> **The problem**: Please repeat all of the listing exactly.

= = = =

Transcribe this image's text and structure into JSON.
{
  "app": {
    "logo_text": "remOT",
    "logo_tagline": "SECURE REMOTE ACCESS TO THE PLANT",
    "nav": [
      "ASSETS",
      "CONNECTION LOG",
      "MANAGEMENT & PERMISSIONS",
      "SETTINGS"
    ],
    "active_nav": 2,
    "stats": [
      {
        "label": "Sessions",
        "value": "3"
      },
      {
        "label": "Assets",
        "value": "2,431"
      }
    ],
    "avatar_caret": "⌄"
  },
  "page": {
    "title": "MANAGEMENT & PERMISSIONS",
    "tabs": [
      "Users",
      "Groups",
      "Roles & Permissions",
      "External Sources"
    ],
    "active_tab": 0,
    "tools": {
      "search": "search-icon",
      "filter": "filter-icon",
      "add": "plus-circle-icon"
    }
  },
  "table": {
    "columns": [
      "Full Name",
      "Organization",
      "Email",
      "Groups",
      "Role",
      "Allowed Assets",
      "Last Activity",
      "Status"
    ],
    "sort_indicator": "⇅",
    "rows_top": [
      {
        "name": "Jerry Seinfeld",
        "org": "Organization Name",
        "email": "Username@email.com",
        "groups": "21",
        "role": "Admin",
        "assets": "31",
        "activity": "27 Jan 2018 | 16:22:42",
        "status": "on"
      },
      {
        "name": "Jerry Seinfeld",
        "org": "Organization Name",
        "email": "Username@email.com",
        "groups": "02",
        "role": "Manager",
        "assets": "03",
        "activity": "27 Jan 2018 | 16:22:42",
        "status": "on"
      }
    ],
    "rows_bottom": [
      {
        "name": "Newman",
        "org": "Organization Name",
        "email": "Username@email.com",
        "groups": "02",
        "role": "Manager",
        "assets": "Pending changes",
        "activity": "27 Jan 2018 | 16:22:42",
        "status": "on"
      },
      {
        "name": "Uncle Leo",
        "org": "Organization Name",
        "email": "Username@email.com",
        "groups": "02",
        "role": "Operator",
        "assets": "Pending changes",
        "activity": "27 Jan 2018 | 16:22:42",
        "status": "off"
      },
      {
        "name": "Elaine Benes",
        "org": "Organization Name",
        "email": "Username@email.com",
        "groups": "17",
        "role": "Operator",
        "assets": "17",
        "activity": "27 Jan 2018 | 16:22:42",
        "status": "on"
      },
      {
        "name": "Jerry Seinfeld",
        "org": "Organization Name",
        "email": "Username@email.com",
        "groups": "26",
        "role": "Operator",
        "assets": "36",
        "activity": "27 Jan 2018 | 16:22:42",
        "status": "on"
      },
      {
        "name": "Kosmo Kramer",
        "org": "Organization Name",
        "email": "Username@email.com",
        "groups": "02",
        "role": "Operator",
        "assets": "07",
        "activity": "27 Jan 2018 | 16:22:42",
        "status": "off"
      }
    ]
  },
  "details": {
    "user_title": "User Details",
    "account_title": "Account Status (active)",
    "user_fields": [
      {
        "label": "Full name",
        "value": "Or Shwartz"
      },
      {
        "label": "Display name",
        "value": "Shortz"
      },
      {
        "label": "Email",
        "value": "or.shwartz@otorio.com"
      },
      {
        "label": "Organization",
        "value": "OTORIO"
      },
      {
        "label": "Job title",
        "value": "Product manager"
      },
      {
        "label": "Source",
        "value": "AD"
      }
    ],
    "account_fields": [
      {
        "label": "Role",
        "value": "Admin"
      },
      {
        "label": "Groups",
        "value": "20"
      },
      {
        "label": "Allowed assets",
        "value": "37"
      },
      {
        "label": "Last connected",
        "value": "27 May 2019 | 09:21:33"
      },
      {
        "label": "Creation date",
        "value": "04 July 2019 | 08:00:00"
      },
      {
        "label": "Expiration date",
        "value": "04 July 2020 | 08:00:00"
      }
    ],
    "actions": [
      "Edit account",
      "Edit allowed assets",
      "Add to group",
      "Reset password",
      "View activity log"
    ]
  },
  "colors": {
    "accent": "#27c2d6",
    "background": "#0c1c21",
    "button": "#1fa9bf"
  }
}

= = = =

> **Task output**:
Transcribe this image's text and structure into JSON.
{
  "app": {
    "logo_text": "remOT",
    "logo_tagline": "SECURE REMOTE ACCESS TO THE PLANT",
    "nav": [
      "ASSETS",
      "CONNECTION LOG",
      "MANAGEMENT & PERMISSIONS",
      "SETTINGS"
    ],
    "active_nav": 2,
    "stats": [
      {
        "label": "Sessions",
        "value": "3"
      },
      {
        "label": "Assets",
        "value": "2,431"
      }
    ],
    "avatar_caret": "⌄"
  },
  "page": {
    "title": "MANAGEMENT & PERMISSIONS",
    "tabs": [
      "Users",
      "Groups",
      "Roles & Permissions",
      "External Sources"
    ],
    "active_tab": 0,
    "tools": {
      "search": "search-icon",
      "filter": "filter-icon",
      "add": "plus-circle-icon"
    }
  },
  "table": {
    "columns": [
      "Full Name",
      "Organization",
      "Email",
      "Groups",
      "Role",
      "Allowed Assets",
      "Last Activity",
      "Status"
    ],
    "sort_indicator": "⇅",
    "rows_top": [
      {
        "name": "Jerry Seinfeld",
        "org": "Organization Name",
        "email": "Username@email.com",
        "groups": "21",
        "role": "Admin",
        "assets": "31",
        "activity": "27 Jan 2018 | 16:22:42",
        "status": "on"
      },
      {
        "name": "Jerry Seinfeld",
        "org": "Organization Name",
        "email": "Username@email.com",
        "groups": "02",
        "role": "Manager",
        "assets": "03",
        "activity": "27 Jan 2018 | 16:22:42",
        "status": "on"
      }
    ],
    "rows_bottom": [
      {
        "name": "Newman",
        "org": "Organization Name",
        "email": "Username@email.com",
        "groups": "02",
        "role": "Manager",
        "assets": "Pending changes",
        "activity": "27 Jan 2018 | 16:22:42",
        "status": "on"
      },
      {
        "name": "Uncle Leo",
        "org": "Organization Name",
        "email": "Username@email.com",
        "groups": "02",
        "role": "Operator",
        "assets": "Pending changes",
        "activity": "27 Jan 2018 | 16:22:42",
        "status": "off"
      },
      {
        "name": "Elaine Benes",
        "org": "Organization Name",
        "email": "Username@email.com",
        "groups": "17",
        "role": "Operator",
        "assets": "17",
        "activity": "27 Jan 2018 | 16:22:42",
        "status": "on"
      },
      {
        "name": "Jerry Seinfeld",
        "org": "Organization Name",
        "email": "Username@email.com",
        "groups": "26",
        "role": "Operator",
        "assets": "36",
        "activity": "27 Jan 2018 | 16:22:42",
        "status": "on"
      },
      {
        "name": "Kosmo Kramer",
        "org": "Organization Name",
        "email": "Username@email.com",
        "groups": "02",
        "role": "Operator",
        "assets": "07",
        "activity": "27 Jan 2018 | 16:22:42",
        "status": "off"
      }
    ]
  },
  "details": {
    "user_title": "User Details",
    "account_title": "Account Status (active)",
    "user_fields": [
      {
        "label": "Full name",
        "value": "Or Shwartz"
      },
      {
        "label": "Display name",
        "value": "Shortz"
      },
      {
        "label": "Email",
        "value": "or.shwartz@otorio.com"
      },
      {
        "label": "Organization",
        "value": "OTORIO"
      },
      {
        "label": "Job title",
        "value": "Product manager"
      },
      {
        "label": "Source",
        "value": "AD"
      }
    ],
    "account_fields": [
      {
        "label": "Role",
        "value": "Admin"
      },
      {
        "label": "Groups",
        "value": "20"
      },
      {
        "label": "Allowed assets",
        "value": "37"
      },
      {
        "label": "Last connected",
        "value": "27 May 2019 | 09:21:33"
      },
      {
        "label": "Creation date",
        "value": "04 July 2019 | 08:00:00"
      },
      {
        "label": "Expiration date",
        "value": "04 July 2020 | 08:00:00"
      }
    ],
    "actions": [
      "Edit account",
      "Edit allowed assets",
      "Add to group",
      "Reset password",
      "View activity log"
    ]
  },
  "colors": {
    "accent": "#27c2d6",
    "background": "#0c1c21",
    "button": "#1fa9bf"
  }
}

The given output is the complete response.